[GOAL OF THE EXERCISE]
Exclude the pictures, then repeat the remaining data exactly.

▼

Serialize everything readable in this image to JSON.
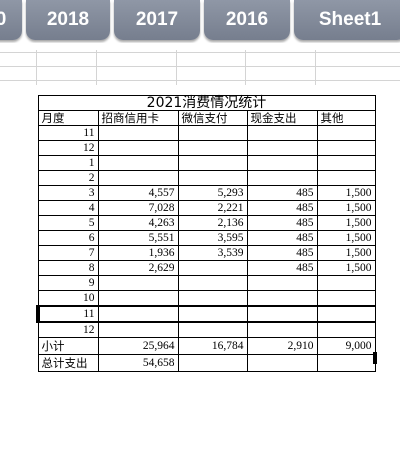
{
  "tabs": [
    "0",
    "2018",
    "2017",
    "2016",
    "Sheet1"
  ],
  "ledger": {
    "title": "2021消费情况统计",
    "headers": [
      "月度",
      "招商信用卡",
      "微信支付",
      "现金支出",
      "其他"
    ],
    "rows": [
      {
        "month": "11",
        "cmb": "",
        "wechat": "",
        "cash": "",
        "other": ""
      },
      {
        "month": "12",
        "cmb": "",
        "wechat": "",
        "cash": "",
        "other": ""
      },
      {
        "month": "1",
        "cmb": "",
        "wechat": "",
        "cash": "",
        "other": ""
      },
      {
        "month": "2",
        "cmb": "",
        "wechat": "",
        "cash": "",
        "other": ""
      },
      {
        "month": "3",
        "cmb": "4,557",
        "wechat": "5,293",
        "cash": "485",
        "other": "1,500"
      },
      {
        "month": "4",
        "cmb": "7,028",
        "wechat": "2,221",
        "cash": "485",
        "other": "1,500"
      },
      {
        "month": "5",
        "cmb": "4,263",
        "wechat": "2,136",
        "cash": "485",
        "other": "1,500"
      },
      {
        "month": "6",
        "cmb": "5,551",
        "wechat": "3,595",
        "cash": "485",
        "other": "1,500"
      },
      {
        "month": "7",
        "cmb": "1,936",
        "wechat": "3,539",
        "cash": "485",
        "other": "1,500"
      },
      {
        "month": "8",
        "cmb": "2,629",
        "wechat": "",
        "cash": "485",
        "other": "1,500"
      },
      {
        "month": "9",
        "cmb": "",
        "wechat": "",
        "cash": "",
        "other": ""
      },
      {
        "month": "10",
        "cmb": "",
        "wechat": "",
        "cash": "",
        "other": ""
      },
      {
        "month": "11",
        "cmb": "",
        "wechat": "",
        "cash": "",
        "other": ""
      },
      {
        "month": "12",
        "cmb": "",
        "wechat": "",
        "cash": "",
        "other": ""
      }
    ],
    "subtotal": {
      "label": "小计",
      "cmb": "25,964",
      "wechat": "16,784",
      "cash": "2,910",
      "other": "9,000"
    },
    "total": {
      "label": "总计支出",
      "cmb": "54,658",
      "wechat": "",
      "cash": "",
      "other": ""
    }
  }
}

▲

[SOLUTION TO THE PROBLEM]
Serialize everything readable in this image to JSON.
{
  "tabs": [
    "0",
    "2018",
    "2017",
    "2016",
    "Sheet1"
  ],
  "ledger": {
    "title": "2021消费情况统计",
    "headers": [
      "月度",
      "招商信用卡",
      "微信支付",
      "现金支出",
      "其他"
    ],
    "rows": [
      {
        "month": "11",
        "cmb": "",
        "wechat": "",
        "cash": "",
        "other": ""
      },
      {
        "month": "12",
        "cmb": "",
        "wechat": "",
        "cash": "",
        "other": ""
      },
      {
        "month": "1",
        "cmb": "",
        "wechat": "",
        "cash": "",
        "other": ""
      },
      {
        "month": "2",
        "cmb": "",
        "wechat": "",
        "cash": "",
        "other": ""
      },
      {
        "month": "3",
        "cmb": "4,557",
        "wechat": "5,293",
        "cash": "485",
        "other": "1,500"
      },
      {
        "month": "4",
        "cmb": "7,028",
        "wechat": "2,221",
        "cash": "485",
        "other": "1,500"
      },
      {
        "month": "5",
        "cmb": "4,263",
        "wechat": "2,136",
        "cash": "485",
        "other": "1,500"
      },
      {
        "month": "6",
        "cmb": "5,551",
        "wechat": "3,595",
        "cash": "485",
        "other": "1,500"
      },
      {
        "month": "7",
        "cmb": "1,936",
        "wechat": "3,539",
        "cash": "485",
        "other": "1,500"
      },
      {
        "month": "8",
        "cmb": "2,629",
        "wechat": "",
        "cash": "485",
        "other": "1,500"
      },
      {
        "month": "9",
        "cmb": "",
        "wechat": "",
        "cash": "",
        "other": ""
      },
      {
        "month": "10",
        "cmb": "",
        "wechat": "",
        "cash": "",
        "other": ""
      },
      {
        "month": "11",
        "cmb": "",
        "wechat": "",
        "cash": "",
        "other": ""
      },
      {
        "month": "12",
        "cmb": "",
        "wechat": "",
        "cash": "",
        "other": ""
      }
    ],
    "subtotal": {
      "label": "小计",
      "cmb": "25,964",
      "wechat": "16,784",
      "cash": "2,910",
      "other": "9,000"
    },
    "total": {
      "label": "总计支出",
      "cmb": "54,658",
      "wechat": "",
      "cash": "",
      "other": ""
    }
  }
}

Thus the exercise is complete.